__WORK INSTRUCTIONS__: Take all the material and copy it exactly.
** BEGIN GIVEN RECORDS **
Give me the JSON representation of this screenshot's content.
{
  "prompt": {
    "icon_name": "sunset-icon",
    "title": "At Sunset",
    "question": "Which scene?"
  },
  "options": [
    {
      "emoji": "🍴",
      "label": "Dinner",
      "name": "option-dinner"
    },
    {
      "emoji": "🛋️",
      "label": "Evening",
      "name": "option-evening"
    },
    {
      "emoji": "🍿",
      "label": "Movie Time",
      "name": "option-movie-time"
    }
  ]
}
** END GIVEN RECORDS **
__TASK RESPONSE__:
Give me the JSON representation of this screenshot's content.
{
  "prompt": {
    "icon_name": "sunset-icon",
    "title": "At Sunset",
    "question": "Which scene?"
  },
  "options": [
    {
      "emoji": "🍴",
      "label": "Dinner",
      "name": "option-dinner"
    },
    {
      "emoji": "🛋️",
      "label": "Evening",
      "name": "option-evening"
    },
    {
      "emoji": "🍿",
      "label": "Movie Time",
      "name": "option-movie-time"
    }
  ]
}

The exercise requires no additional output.